— EXERCISE GOAL —
Could you write out every entry exactly as it stands?

— WORKING DATA —
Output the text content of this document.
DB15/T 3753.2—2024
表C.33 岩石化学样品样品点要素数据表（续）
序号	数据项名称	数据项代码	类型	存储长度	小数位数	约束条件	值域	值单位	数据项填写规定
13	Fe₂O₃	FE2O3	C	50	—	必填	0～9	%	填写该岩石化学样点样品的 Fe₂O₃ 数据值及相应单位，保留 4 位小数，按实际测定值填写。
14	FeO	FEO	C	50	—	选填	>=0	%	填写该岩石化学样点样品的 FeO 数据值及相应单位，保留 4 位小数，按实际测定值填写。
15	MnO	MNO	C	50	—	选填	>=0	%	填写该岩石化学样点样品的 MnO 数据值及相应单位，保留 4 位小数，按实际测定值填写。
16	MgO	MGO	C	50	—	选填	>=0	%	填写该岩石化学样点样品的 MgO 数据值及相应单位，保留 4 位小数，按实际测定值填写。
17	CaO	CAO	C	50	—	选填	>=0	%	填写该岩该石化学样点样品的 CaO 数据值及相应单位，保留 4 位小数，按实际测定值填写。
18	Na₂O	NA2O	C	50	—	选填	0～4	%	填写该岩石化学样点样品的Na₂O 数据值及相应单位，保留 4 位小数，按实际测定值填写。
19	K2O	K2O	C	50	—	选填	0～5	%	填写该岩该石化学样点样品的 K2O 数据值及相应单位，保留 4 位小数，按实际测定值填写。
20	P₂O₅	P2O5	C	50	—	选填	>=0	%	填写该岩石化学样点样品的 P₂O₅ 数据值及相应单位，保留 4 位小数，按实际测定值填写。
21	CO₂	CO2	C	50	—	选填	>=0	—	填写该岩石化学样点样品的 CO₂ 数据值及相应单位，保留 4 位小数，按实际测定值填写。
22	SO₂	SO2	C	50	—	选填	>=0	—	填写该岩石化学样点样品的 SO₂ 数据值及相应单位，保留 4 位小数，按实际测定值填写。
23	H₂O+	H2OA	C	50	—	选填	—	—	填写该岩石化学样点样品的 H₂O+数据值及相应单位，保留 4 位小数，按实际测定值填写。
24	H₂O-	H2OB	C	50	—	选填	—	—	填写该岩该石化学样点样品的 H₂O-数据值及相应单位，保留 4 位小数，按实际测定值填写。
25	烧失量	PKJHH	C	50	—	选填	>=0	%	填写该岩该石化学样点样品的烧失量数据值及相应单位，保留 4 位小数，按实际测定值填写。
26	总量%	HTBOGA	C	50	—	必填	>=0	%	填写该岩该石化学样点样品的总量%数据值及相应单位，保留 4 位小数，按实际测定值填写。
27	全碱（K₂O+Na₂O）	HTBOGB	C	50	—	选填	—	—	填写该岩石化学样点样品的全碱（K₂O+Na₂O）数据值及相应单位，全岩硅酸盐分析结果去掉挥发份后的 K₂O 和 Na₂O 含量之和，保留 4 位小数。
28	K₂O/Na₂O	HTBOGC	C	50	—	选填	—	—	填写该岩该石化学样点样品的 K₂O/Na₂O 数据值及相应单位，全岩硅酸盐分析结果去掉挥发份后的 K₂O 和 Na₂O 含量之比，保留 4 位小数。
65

— EXERCISE ANSWER —
Output the text content of this document.
DB15/T 3753.2—2024
表C.33 岩石化学样品样品点要素数据表（续）
序号	数据项名称	数据项代码	类型	存储长度	小数位数	约束条件	值域	值单位	数据项填写规定
13	Fe₂O₃	FE2O3	C	50	—	必填	0～9	%	填写该岩石化学样点样品的 Fe₂O₃ 数据值及相应单位，保留 4 位小数，按实际测定值填写。
14	FeO	FEO	C	50	—	选填	>=0	%	填写该岩石化学样点样品的 FeO 数据值及相应单位，保留 4 位小数，按实际测定值填写。
15	MnO	MNO	C	50	—	选填	>=0	%	填写该岩石化学样点样品的 MnO 数据值及相应单位，保留 4 位小数，按实际测定值填写。
16	MgO	MGO	C	50	—	选填	>=0	%	填写该岩石化学样点样品的 MgO 数据值及相应单位，保留 4 位小数，按实际测定值填写。
17	CaO	CAO	C	50	—	选填	>=0	%	填写该岩该石化学样点样品的 CaO 数据值及相应单位，保留 4 位小数，按实际测定值填写。
18	Na₂O	NA2O	C	50	—	选填	0～4	%	填写该岩石化学样点样品的Na₂O 数据值及相应单位，保留 4 位小数，按实际测定值填写。
19	K2O	K2O	C	50	—	选填	0～5	%	填写该岩该石化学样点样品的 K2O 数据值及相应单位，保留 4 位小数，按实际测定值填写。
20	P₂O₅	P2O5	C	50	—	选填	>=0	%	填写该岩石化学样点样品的 P₂O₅ 数据值及相应单位，保留 4 位小数，按实际测定值填写。
21	CO₂	CO2	C	50	—	选填	>=0	—	填写该岩石化学样点样品的 CO₂ 数据值及相应单位，保留 4 位小数，按实际测定值填写。
22	SO₂	SO2	C	50	—	选填	>=0	—	填写该岩石化学样点样品的 SO₂ 数据值及相应单位，保留 4 位小数，按实际测定值填写。
23	H₂O+	H2OA	C	50	—	选填	—	—	填写该岩石化学样点样品的 H₂O+数据值及相应单位，保留 4 位小数，按实际测定值填写。
24	H₂O-	H2OB	C	50	—	选填	—	—	填写该岩该石化学样点样品的 H₂O-数据值及相应单位，保留 4 位小数，按实际测定值填写。
25	烧失量	PKJHH	C	50	—	选填	>=0	%	填写该岩该石化学样点样品的烧失量数据值及相应单位，保留 4 位小数，按实际测定值填写。
26	总量%	HTBOGA	C	50	—	必填	>=0	%	填写该岩该石化学样点样品的总量%数据值及相应单位，保留 4 位小数，按实际测定值填写。
27	全碱（K₂O+Na₂O）	HTBOGB	C	50	—	选填	—	—	填写该岩石化学样点样品的全碱（K₂O+Na₂O）数据值及相应单位，全岩硅酸盐分析结果去掉挥发份后的 K₂O 和 Na₂O 含量之和，保留 4 位小数。
28	K₂O/Na₂O	HTBOGC	C	50	—	选填	—	—	填写该岩该石化学样点样品的 K₂O/Na₂O 数据值及相应单位，全岩硅酸盐分析结果去掉挥发份后的 K₂O 和 Na₂O 含量之比，保留 4 位小数。
65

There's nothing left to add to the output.